Copy out the data below verbatim.

[start]

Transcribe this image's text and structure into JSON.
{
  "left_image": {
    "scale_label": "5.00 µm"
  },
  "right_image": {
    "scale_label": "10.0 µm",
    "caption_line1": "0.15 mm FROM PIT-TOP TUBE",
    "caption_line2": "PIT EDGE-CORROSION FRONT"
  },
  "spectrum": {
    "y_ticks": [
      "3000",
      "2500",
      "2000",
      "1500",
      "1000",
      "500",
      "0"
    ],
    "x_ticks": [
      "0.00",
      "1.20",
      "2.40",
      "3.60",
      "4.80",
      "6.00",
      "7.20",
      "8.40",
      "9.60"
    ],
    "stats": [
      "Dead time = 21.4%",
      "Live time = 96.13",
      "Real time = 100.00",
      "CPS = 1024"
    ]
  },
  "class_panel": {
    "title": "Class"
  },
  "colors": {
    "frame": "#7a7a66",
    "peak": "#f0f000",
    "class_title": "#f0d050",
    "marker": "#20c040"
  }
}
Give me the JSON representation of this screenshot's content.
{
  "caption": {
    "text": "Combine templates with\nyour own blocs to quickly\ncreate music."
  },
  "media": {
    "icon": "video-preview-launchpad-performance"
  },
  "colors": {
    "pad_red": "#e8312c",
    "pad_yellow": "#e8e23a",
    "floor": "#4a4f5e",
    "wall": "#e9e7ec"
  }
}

[end]

» **The solution**
Transcribe this image's text and structure into JSON.
{
  "left_image": {
    "scale_label": "5.00 µm"
  },
  "right_image": {
    "scale_label": "10.0 µm",
    "caption_line1": "0.15 mm FROM PIT-TOP TUBE",
    "caption_line2": "PIT EDGE-CORROSION FRONT"
  },
  "spectrum": {
    "y_ticks": [
      "3000",
      "2500",
      "2000",
      "1500",
      "1000",
      "500",
      "0"
    ],
    "x_ticks": [
      "0.00",
      "1.20",
      "2.40",
      "3.60",
      "4.80",
      "6.00",
      "7.20",
      "8.40",
      "9.60"
    ],
    "stats": [
      "Dead time = 21.4%",
      "Live time = 96.13",
      "Real time = 100.00",
      "CPS = 1024"
    ]
  },
  "class_panel": {
    "title": "Class"
  },
  "colors": {
    "frame": "#7a7a66",
    "peak": "#f0f000",
    "class_title": "#f0d050",
    "marker": "#20c040"
  }
}
Give me the JSON representation of this screenshot's content.
{
  "caption": {
    "text": "Combine templates with\nyour own blocs to quickly\ncreate music."
  },
  "media": {
    "icon": "video-preview-launchpad-performance"
  },
  "colors": {
    "pad_red": "#e8312c",
    "pad_yellow": "#e8e23a",
    "floor": "#4a4f5e",
    "wall": "#e9e7ec"
  }
}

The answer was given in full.